_Selection_:
Let’s take a closer look at each of these features and how you can use them to simplify SQL queries.
SELECT and FROM
For starters, make sure only to SELECT the values you need. This will add clarity to your SQL query. It’ll also improve performance by reducing the volume of data you’re working on.
If your SELECT statement contains an aggregate function, use the AS keyword to give it a descriptive name.
The FROM clause specifies the dataset for selecting values. If there are multiple tables, try to establish relationships between them and decide which ones you’ll need to JOIN.
Creating a subquery
Subqueries are useful when you want to work with the result of a query. If the subquery is simple and easy to understand, it may be better to leave it as it is. If it’s complex, use CTEs instead.
Subqueries tend to become unintelligible when nested or contain too many calculation steps. Later in the article, we’ll replace difficult subqueries with CTEs.
CTEs also allow you to save the result of a subquery and reference the result as many times as you want. This is useful if your main query references the same subquery multiple times.

_Goal_:
Set down the passage on simplifying SQL queries word for word, beginning at the words "Subqueries tend to" and stopping after "subquery multiple times.".

Saved entries
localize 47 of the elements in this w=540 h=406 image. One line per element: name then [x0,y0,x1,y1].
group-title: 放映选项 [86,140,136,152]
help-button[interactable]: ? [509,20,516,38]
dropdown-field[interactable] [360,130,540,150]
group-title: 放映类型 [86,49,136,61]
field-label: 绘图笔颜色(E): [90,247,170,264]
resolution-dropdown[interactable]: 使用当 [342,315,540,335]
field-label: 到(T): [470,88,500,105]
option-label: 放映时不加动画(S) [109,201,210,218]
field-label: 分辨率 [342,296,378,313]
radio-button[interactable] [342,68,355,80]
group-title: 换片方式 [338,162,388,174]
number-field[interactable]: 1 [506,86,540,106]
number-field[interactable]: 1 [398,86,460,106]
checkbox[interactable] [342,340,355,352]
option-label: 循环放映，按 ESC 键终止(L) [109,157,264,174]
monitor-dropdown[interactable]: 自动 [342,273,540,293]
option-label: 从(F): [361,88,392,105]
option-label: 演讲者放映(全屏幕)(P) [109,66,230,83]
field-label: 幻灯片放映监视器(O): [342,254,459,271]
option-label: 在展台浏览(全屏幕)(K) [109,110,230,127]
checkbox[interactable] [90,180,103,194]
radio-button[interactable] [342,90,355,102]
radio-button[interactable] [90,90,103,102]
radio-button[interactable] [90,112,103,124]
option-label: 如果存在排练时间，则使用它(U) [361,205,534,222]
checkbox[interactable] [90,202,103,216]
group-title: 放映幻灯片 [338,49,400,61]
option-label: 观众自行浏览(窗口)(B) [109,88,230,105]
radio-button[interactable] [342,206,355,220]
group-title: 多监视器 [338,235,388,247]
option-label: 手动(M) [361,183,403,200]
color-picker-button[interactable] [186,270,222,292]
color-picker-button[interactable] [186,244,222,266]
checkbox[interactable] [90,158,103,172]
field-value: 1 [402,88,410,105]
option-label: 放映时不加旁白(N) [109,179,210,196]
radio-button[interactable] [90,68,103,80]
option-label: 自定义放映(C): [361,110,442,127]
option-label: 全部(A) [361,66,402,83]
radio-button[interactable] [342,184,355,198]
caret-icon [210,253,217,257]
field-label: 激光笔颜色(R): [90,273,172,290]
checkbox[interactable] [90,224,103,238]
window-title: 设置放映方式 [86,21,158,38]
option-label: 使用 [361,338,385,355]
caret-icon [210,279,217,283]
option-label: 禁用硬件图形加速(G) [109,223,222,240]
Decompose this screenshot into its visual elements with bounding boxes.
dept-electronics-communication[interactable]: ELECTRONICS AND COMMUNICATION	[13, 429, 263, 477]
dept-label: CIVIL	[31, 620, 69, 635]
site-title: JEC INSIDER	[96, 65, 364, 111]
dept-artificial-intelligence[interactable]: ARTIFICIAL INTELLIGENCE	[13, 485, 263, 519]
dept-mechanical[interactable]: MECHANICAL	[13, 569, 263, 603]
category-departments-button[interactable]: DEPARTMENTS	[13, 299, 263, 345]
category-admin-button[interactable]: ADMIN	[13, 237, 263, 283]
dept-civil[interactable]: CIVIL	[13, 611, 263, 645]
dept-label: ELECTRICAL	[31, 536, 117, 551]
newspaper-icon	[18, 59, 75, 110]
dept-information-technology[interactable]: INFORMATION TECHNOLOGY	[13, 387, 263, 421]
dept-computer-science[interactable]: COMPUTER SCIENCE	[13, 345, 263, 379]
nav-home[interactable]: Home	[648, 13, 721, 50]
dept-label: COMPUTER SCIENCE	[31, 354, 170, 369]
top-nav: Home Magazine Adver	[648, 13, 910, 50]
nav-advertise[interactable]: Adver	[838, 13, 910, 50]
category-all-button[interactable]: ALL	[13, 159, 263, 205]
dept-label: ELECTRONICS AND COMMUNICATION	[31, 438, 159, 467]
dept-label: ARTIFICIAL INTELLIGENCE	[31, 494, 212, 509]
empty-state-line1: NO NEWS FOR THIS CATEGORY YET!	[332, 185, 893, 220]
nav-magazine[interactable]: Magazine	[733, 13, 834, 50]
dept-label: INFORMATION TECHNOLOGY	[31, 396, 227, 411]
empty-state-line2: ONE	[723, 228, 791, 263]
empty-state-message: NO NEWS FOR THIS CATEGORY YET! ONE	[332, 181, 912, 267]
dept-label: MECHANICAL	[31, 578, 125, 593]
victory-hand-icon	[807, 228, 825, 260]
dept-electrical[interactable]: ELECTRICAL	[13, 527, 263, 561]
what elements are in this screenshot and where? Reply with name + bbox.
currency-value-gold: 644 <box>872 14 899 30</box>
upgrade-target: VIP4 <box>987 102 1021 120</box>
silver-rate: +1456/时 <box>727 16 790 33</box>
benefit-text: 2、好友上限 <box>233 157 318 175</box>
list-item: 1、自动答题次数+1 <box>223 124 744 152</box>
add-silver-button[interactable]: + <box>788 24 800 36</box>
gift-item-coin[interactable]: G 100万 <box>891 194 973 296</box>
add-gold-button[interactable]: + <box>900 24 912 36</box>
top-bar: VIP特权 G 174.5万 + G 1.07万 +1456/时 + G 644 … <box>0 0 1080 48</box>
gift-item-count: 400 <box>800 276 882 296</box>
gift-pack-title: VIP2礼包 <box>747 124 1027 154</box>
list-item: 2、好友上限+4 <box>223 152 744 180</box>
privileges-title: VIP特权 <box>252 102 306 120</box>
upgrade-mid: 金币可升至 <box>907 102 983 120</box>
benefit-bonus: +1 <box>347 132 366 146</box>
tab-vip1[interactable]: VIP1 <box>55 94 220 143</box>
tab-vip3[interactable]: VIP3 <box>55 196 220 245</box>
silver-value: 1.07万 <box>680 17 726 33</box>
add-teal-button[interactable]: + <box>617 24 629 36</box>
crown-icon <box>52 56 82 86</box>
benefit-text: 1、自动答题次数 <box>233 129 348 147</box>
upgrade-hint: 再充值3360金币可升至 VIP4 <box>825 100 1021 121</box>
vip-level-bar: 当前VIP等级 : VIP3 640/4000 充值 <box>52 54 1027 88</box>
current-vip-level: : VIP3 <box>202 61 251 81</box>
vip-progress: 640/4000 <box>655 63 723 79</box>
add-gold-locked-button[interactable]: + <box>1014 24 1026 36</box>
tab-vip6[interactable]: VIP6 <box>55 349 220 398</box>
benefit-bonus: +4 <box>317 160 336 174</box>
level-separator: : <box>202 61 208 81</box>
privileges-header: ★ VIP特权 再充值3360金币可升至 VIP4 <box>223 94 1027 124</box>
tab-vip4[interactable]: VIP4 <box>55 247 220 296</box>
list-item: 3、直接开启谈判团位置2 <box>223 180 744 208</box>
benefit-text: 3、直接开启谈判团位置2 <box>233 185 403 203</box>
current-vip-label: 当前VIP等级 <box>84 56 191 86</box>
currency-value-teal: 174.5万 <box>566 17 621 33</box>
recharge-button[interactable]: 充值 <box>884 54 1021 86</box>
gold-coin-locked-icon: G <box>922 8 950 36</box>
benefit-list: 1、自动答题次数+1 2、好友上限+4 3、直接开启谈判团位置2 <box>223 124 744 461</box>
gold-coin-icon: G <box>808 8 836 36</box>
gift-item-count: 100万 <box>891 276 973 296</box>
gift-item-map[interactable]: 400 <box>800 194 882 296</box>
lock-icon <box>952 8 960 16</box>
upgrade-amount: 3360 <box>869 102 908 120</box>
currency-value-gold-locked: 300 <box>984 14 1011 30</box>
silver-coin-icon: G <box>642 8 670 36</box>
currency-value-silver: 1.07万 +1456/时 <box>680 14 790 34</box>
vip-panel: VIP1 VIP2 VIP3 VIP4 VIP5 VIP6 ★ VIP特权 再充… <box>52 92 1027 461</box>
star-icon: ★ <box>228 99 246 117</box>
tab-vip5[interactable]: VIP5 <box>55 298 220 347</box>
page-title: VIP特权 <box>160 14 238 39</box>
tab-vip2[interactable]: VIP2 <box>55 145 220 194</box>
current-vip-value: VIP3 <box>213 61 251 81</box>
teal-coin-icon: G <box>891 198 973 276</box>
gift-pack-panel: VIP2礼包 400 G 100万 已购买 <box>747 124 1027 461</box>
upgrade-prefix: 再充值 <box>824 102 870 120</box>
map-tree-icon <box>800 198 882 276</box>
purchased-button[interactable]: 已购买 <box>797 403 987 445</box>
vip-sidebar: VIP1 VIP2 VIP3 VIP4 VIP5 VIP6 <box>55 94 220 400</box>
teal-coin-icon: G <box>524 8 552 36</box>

_Exercise response_:
Subqueries tend to become unintelligible when nested or contain too many calculation steps. Later in the article, we’ll replace difficult subqueries with CTEs.
CTEs also allow you to save the result of a subquery and reference the result as many times as you want. This is useful if your main query references the same subquery multiple times.